(Exercise goal) Show all lines holding the string "name".

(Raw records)
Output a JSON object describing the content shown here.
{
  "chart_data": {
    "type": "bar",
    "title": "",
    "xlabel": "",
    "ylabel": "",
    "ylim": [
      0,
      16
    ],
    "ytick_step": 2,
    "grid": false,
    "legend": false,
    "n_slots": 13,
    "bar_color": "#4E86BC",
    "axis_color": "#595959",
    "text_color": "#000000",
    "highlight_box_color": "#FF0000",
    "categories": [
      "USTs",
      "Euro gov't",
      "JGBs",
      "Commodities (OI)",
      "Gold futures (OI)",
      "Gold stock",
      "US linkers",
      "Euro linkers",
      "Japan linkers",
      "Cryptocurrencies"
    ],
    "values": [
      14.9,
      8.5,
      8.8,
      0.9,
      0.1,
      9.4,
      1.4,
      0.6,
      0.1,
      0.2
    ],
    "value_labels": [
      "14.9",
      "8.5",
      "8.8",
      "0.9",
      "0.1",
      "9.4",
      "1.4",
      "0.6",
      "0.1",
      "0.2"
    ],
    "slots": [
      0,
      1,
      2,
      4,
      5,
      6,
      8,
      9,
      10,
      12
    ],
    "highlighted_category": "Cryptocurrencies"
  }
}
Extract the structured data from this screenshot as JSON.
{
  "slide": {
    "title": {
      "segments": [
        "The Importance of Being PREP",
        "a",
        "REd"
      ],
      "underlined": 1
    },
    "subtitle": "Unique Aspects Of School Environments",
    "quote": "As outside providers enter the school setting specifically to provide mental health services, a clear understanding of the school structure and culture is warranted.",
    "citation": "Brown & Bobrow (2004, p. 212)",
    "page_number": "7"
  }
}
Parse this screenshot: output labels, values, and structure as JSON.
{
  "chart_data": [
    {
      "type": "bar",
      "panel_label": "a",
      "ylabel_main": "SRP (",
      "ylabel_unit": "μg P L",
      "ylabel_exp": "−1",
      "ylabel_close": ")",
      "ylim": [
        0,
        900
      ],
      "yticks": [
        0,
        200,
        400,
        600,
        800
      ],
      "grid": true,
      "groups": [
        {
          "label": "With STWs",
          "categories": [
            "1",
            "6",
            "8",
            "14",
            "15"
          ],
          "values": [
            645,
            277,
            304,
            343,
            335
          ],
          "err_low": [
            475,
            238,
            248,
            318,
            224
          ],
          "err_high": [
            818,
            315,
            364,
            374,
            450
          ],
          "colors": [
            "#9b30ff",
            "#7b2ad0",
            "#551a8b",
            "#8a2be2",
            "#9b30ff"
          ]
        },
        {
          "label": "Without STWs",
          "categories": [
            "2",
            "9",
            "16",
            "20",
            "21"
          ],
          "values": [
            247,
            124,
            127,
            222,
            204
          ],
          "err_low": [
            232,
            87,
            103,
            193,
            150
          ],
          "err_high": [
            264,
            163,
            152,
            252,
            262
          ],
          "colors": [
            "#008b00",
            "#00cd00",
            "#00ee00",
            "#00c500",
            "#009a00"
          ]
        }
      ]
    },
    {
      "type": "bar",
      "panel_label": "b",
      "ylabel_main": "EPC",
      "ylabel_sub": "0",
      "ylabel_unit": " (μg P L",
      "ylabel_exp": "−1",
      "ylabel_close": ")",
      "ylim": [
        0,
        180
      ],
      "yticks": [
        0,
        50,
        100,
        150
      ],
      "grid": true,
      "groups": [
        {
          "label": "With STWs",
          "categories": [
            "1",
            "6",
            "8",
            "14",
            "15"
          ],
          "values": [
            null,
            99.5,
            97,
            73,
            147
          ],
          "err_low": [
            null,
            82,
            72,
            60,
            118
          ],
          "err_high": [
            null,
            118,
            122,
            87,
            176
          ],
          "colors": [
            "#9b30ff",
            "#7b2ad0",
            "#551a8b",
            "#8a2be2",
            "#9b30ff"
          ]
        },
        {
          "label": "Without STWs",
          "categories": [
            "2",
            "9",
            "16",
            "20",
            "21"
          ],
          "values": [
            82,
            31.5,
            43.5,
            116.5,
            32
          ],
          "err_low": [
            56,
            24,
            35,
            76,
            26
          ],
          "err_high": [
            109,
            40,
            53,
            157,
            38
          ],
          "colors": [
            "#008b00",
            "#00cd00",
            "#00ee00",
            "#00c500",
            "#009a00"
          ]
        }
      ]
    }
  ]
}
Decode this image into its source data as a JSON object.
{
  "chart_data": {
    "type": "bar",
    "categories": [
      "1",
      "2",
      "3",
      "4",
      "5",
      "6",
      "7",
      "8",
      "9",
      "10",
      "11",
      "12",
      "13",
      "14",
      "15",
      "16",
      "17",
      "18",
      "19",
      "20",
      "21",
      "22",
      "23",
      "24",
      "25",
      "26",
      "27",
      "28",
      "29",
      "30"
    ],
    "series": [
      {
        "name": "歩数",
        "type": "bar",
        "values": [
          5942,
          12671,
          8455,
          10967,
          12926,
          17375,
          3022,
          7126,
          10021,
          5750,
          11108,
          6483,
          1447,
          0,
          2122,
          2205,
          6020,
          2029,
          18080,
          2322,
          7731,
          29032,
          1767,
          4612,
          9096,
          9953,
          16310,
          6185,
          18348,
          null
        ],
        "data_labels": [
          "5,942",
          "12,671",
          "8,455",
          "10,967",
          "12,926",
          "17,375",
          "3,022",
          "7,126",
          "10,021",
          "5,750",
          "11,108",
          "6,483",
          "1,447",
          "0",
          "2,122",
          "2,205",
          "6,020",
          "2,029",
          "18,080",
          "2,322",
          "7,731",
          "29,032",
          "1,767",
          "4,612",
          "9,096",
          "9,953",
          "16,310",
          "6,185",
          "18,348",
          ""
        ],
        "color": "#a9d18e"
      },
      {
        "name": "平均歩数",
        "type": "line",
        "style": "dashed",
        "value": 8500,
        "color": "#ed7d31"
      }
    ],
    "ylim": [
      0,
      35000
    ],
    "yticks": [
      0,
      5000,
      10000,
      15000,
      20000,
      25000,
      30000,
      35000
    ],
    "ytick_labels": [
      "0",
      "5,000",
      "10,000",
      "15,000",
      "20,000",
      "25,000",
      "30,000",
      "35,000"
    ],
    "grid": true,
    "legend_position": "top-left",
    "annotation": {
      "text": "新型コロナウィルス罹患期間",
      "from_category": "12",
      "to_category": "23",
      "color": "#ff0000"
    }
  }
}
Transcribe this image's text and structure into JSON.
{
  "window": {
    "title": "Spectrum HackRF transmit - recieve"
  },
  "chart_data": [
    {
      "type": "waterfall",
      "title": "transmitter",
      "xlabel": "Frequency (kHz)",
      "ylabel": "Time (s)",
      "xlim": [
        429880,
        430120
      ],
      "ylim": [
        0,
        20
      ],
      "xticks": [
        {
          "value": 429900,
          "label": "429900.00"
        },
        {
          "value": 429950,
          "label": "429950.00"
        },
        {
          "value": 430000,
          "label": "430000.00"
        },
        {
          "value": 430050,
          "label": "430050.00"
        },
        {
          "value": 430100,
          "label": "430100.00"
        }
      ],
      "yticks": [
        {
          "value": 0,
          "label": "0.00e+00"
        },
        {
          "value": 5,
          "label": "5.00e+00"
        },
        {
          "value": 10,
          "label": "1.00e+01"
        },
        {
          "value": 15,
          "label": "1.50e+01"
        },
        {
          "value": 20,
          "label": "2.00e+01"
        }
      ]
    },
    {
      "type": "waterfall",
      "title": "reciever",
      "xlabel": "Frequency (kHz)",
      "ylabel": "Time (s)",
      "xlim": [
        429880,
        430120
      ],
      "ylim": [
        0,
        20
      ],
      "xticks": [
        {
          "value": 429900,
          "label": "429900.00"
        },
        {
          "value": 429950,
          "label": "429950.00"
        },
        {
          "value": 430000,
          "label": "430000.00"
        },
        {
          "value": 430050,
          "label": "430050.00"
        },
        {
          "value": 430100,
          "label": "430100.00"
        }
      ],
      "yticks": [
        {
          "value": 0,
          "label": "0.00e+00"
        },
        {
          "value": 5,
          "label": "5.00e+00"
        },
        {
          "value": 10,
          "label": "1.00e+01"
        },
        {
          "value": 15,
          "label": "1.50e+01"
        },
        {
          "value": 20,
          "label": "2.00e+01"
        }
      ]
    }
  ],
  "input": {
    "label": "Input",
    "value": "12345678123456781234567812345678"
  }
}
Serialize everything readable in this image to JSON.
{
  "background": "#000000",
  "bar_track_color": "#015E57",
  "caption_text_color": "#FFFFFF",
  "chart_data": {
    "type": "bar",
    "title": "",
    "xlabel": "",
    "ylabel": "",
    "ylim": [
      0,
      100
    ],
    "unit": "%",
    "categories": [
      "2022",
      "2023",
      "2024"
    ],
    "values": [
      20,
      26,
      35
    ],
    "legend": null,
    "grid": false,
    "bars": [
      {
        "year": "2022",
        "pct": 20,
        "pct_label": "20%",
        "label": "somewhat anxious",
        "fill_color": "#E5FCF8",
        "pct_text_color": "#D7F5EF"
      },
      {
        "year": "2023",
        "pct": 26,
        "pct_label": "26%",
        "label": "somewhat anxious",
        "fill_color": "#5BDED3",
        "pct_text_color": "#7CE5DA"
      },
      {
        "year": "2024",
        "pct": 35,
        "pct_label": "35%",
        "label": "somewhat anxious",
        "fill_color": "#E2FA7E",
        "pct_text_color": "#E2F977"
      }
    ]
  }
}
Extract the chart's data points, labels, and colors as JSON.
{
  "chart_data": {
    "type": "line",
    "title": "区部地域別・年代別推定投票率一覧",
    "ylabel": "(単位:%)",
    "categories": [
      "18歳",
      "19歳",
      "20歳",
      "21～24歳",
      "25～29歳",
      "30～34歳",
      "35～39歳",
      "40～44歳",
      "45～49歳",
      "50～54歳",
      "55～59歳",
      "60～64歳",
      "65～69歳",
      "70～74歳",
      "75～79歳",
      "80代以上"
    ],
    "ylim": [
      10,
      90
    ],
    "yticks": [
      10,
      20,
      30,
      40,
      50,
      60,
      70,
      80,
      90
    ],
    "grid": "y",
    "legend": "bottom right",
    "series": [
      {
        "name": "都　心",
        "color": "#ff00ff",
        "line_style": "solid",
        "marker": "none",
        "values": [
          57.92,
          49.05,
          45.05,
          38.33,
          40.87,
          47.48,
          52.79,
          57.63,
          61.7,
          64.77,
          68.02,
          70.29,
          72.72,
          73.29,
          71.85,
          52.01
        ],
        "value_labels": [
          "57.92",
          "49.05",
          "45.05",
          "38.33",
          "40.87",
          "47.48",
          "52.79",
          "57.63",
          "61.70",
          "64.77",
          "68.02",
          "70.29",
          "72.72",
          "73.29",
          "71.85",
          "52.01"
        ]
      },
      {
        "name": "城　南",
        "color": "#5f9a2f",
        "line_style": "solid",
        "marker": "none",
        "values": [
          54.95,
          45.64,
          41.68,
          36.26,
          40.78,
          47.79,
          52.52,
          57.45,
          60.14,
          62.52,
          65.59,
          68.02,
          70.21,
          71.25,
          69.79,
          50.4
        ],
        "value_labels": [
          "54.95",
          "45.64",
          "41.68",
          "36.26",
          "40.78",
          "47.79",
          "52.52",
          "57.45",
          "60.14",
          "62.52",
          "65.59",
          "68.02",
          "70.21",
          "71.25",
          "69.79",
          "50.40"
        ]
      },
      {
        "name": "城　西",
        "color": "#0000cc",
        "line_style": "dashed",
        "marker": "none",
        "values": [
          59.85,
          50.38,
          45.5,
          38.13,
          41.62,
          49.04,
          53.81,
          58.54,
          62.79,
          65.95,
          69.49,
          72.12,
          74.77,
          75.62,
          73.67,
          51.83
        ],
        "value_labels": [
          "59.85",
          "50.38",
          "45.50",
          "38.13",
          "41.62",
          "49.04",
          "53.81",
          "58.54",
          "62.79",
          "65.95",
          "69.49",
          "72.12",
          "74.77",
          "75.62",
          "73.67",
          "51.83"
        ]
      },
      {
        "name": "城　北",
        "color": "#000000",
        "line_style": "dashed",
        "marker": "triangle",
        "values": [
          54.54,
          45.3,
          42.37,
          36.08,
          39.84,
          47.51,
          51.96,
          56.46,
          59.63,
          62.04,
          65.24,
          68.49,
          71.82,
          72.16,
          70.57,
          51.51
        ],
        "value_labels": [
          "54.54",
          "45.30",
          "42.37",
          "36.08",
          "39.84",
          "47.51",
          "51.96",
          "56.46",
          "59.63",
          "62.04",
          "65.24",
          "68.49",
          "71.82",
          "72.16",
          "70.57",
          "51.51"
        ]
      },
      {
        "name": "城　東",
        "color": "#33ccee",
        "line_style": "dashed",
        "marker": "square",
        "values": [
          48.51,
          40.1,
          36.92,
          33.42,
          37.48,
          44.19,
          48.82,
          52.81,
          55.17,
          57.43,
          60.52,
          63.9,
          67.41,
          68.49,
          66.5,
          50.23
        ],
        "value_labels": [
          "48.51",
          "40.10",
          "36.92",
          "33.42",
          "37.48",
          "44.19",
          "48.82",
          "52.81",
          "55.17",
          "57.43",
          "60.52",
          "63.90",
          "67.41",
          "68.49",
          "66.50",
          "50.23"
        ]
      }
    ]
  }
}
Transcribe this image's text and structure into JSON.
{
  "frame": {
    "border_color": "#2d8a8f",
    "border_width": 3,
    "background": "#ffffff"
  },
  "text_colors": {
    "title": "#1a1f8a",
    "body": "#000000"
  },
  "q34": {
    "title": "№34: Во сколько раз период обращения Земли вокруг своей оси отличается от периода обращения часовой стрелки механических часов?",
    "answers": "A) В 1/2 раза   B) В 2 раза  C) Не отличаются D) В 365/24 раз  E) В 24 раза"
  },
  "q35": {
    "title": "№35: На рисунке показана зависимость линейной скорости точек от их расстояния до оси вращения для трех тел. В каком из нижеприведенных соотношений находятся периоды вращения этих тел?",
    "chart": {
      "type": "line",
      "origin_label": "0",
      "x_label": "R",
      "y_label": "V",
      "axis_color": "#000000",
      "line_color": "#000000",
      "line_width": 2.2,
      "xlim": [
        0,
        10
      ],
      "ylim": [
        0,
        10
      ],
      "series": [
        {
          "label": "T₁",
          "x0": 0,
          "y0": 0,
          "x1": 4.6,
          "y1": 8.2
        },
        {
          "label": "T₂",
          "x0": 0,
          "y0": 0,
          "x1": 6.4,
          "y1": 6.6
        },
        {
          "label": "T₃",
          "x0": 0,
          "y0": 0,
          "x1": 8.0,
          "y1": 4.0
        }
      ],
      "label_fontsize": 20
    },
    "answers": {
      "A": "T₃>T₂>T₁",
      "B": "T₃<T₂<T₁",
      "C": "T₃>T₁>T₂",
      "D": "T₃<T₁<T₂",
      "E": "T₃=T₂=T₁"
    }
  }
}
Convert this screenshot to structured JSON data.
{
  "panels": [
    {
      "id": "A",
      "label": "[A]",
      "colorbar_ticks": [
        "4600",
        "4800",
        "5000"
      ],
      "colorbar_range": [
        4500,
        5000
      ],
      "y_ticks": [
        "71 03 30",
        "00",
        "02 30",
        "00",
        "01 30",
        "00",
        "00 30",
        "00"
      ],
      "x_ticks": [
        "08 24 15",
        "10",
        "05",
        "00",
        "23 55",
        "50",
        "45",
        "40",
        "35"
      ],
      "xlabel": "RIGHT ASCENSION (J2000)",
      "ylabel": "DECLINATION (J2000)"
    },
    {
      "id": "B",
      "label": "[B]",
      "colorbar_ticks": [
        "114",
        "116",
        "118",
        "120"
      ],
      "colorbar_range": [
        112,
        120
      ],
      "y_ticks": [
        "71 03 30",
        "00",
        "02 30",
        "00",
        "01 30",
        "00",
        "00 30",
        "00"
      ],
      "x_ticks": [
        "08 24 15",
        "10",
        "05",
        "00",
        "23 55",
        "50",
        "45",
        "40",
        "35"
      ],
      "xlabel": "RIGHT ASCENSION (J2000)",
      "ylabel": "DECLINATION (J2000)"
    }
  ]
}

(Answer for this exercise)
        "name": "歩数",
        "name": "平均歩数",
        "name": "都　心",
        "name": "城　南",
        "name": "城　西",
        "name": "城　北",
        "name": "城　東",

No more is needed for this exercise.